Data entries for graphics:
=== Begin Enclosure ===

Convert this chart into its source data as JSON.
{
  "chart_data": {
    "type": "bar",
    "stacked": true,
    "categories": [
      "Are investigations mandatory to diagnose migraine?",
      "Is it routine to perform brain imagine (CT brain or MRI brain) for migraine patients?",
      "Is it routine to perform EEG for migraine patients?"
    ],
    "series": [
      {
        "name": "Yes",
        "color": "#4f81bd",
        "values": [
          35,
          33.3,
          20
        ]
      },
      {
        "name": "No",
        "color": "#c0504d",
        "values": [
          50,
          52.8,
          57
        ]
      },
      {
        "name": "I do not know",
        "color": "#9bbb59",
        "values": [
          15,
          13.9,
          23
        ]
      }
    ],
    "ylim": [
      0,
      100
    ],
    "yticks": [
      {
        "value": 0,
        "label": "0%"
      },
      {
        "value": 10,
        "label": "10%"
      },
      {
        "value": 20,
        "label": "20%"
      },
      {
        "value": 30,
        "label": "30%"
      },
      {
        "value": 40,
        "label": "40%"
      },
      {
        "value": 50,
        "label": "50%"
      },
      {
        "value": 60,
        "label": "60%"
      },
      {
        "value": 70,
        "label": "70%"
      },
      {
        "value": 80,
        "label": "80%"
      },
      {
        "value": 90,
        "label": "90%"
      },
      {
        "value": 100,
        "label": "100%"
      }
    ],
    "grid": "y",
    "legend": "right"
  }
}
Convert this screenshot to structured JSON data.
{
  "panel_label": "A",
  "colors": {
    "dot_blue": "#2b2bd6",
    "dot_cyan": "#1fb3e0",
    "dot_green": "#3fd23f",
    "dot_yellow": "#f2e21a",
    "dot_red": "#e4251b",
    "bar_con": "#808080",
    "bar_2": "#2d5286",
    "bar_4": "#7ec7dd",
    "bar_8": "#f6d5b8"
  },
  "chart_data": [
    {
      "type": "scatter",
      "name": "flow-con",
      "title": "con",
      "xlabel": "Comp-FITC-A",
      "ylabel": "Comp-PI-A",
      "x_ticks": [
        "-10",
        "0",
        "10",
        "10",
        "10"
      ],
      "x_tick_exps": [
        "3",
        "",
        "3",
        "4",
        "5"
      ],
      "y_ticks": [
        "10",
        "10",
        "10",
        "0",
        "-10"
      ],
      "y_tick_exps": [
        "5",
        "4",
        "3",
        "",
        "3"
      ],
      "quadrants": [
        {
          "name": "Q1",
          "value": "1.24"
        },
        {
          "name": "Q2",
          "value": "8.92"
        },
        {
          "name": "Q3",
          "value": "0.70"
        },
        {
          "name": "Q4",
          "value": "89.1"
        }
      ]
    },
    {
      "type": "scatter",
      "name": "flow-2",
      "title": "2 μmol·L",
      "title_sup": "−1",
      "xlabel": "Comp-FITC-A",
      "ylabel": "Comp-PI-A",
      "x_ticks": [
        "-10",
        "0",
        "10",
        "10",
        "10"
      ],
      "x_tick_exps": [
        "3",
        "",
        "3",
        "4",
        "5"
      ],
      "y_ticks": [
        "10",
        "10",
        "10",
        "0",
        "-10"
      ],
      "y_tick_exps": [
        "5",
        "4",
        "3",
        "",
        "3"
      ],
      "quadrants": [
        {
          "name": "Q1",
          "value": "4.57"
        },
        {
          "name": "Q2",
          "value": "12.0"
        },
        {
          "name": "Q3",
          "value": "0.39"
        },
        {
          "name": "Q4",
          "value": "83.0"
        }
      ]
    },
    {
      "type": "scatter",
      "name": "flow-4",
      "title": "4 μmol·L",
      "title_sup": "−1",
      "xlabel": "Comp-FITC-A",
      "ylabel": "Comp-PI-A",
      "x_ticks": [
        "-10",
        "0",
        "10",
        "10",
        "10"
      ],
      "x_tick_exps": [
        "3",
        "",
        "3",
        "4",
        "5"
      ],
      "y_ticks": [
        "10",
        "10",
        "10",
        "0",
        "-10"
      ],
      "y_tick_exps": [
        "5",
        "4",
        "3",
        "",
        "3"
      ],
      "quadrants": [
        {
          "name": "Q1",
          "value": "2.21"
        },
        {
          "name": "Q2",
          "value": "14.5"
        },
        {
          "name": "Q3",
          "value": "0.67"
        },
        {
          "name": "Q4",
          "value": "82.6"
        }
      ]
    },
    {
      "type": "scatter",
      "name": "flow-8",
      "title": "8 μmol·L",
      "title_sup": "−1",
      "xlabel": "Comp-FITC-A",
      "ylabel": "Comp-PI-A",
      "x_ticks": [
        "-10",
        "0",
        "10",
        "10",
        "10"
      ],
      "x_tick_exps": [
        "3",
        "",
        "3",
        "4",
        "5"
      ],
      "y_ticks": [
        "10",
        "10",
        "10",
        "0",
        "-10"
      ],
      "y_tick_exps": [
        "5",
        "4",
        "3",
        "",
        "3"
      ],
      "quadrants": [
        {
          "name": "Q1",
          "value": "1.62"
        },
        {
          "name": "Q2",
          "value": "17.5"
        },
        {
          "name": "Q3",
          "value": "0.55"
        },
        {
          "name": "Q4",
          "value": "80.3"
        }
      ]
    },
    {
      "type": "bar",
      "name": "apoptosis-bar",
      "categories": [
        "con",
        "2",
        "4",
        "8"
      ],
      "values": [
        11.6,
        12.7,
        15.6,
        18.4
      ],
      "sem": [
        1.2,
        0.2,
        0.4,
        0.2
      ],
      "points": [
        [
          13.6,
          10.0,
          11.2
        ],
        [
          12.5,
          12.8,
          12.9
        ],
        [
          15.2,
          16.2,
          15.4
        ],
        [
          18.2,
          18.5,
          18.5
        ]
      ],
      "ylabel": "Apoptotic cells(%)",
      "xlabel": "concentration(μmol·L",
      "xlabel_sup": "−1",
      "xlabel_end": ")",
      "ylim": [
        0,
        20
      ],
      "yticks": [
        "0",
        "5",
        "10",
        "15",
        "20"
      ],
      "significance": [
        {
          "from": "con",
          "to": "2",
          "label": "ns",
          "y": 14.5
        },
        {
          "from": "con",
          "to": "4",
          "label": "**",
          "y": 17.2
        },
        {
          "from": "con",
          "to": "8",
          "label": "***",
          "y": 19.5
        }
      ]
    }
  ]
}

=== End Enclosure ===

Output every line above so that it reads exactly as before.

Convert this chart into its source data as JSON.
{
  "chart_data": {
    "type": "bar",
    "stacked": true,
    "categories": [
      "Are investigations mandatory to diagnose migraine?",
      "Is it routine to perform brain imagine (CT brain or MRI brain) for migraine patients?",
      "Is it routine to perform EEG for migraine patients?"
    ],
    "series": [
      {
        "name": "Yes",
        "color": "#4f81bd",
        "values": [
          35,
          33.3,
          20
        ]
      },
      {
        "name": "No",
        "color": "#c0504d",
        "values": [
          50,
          52.8,
          57
        ]
      },
      {
        "name": "I do not know",
        "color": "#9bbb59",
        "values": [
          15,
          13.9,
          23
        ]
      }
    ],
    "ylim": [
      0,
      100
    ],
    "yticks": [
      {
        "value": 0,
        "label": "0%"
      },
      {
        "value": 10,
        "label": "10%"
      },
      {
        "value": 20,
        "label": "20%"
      },
      {
        "value": 30,
        "label": "30%"
      },
      {
        "value": 40,
        "label": "40%"
      },
      {
        "value": 50,
        "label": "50%"
      },
      {
        "value": 60,
        "label": "60%"
      },
      {
        "value": 70,
        "label": "70%"
      },
      {
        "value": 80,
        "label": "80%"
      },
      {
        "value": 90,
        "label": "90%"
      },
      {
        "value": 100,
        "label": "100%"
      }
    ],
    "grid": "y",
    "legend": "right"
  }
}
Convert this screenshot to structured JSON data.
{
  "panel_label": "A",
  "colors": {
    "dot_blue": "#2b2bd6",
    "dot_cyan": "#1fb3e0",
    "dot_green": "#3fd23f",
    "dot_yellow": "#f2e21a",
    "dot_red": "#e4251b",
    "bar_con": "#808080",
    "bar_2": "#2d5286",
    "bar_4": "#7ec7dd",
    "bar_8": "#f6d5b8"
  },
  "chart_data": [
    {
      "type": "scatter",
      "name": "flow-con",
      "title": "con",
      "xlabel": "Comp-FITC-A",
      "ylabel": "Comp-PI-A",
      "x_ticks": [
        "-10",
        "0",
        "10",
        "10",
        "10"
      ],
      "x_tick_exps": [
        "3",
        "",
        "3",
        "4",
        "5"
      ],
      "y_ticks": [
        "10",
        "10",
        "10",
        "0",
        "-10"
      ],
      "y_tick_exps": [
        "5",
        "4",
        "3",
        "",
        "3"
      ],
      "quadrants": [
        {
          "name": "Q1",
          "value": "1.24"
        },
        {
          "name": "Q2",
          "value": "8.92"
        },
        {
          "name": "Q3",
          "value": "0.70"
        },
        {
          "name": "Q4",
          "value": "89.1"
        }
      ]
    },
    {
      "type": "scatter",
      "name": "flow-2",
      "title": "2 μmol·L",
      "title_sup": "−1",
      "xlabel": "Comp-FITC-A",
      "ylabel": "Comp-PI-A",
      "x_ticks": [
        "-10",
        "0",
        "10",
        "10",
        "10"
      ],
      "x_tick_exps": [
        "3",
        "",
        "3",
        "4",
        "5"
      ],
      "y_ticks": [
        "10",
        "10",
        "10",
        "0",
        "-10"
      ],
      "y_tick_exps": [
        "5",
        "4",
        "3",
        "",
        "3"
      ],
      "quadrants": [
        {
          "name": "Q1",
          "value": "4.57"
        },
        {
          "name": "Q2",
          "value": "12.0"
        },
        {
          "name": "Q3",
          "value": "0.39"
        },
        {
          "name": "Q4",
          "value": "83.0"
        }
      ]
    },
    {
      "type": "scatter",
      "name": "flow-4",
      "title": "4 μmol·L",
      "title_sup": "−1",
      "xlabel": "Comp-FITC-A",
      "ylabel": "Comp-PI-A",
      "x_ticks": [
        "-10",
        "0",
        "10",
        "10",
        "10"
      ],
      "x_tick_exps": [
        "3",
        "",
        "3",
        "4",
        "5"
      ],
      "y_ticks": [
        "10",
        "10",
        "10",
        "0",
        "-10"
      ],
      "y_tick_exps": [
        "5",
        "4",
        "3",
        "",
        "3"
      ],
      "quadrants": [
        {
          "name": "Q1",
          "value": "2.21"
        },
        {
          "name": "Q2",
          "value": "14.5"
        },
        {
          "name": "Q3",
          "value": "0.67"
        },
        {
          "name": "Q4",
          "value": "82.6"
        }
      ]
    },
    {
      "type": "scatter",
      "name": "flow-8",
      "title": "8 μmol·L",
      "title_sup": "−1",
      "xlabel": "Comp-FITC-A",
      "ylabel": "Comp-PI-A",
      "x_ticks": [
        "-10",
        "0",
        "10",
        "10",
        "10"
      ],
      "x_tick_exps": [
        "3",
        "",
        "3",
        "4",
        "5"
      ],
      "y_ticks": [
        "10",
        "10",
        "10",
        "0",
        "-10"
      ],
      "y_tick_exps": [
        "5",
        "4",
        "3",
        "",
        "3"
      ],
      "quadrants": [
        {
          "name": "Q1",
          "value": "1.62"
        },
        {
          "name": "Q2",
          "value": "17.5"
        },
        {
          "name": "Q3",
          "value": "0.55"
        },
        {
          "name": "Q4",
          "value": "80.3"
        }
      ]
    },
    {
      "type": "bar",
      "name": "apoptosis-bar",
      "categories": [
        "con",
        "2",
        "4",
        "8"
      ],
      "values": [
        11.6,
        12.7,
        15.6,
        18.4
      ],
      "sem": [
        1.2,
        0.2,
        0.4,
        0.2
      ],
      "points": [
        [
          13.6,
          10.0,
          11.2
        ],
        [
          12.5,
          12.8,
          12.9
        ],
        [
          15.2,
          16.2,
          15.4
        ],
        [
          18.2,
          18.5,
          18.5
        ]
      ],
      "ylabel": "Apoptotic cells(%)",
      "xlabel": "concentration(μmol·L",
      "xlabel_sup": "−1",
      "xlabel_end": ")",
      "ylim": [
        0,
        20
      ],
      "yticks": [
        "0",
        "5",
        "10",
        "15",
        "20"
      ],
      "significance": [
        {
          "from": "con",
          "to": "2",
          "label": "ns",
          "y": 14.5
        },
        {
          "from": "con",
          "to": "4",
          "label": "**",
          "y": 17.2
        },
        {
          "from": "con",
          "to": "8",
          "label": "***",
          "y": 19.5
        }
      ]
    }
  ]
}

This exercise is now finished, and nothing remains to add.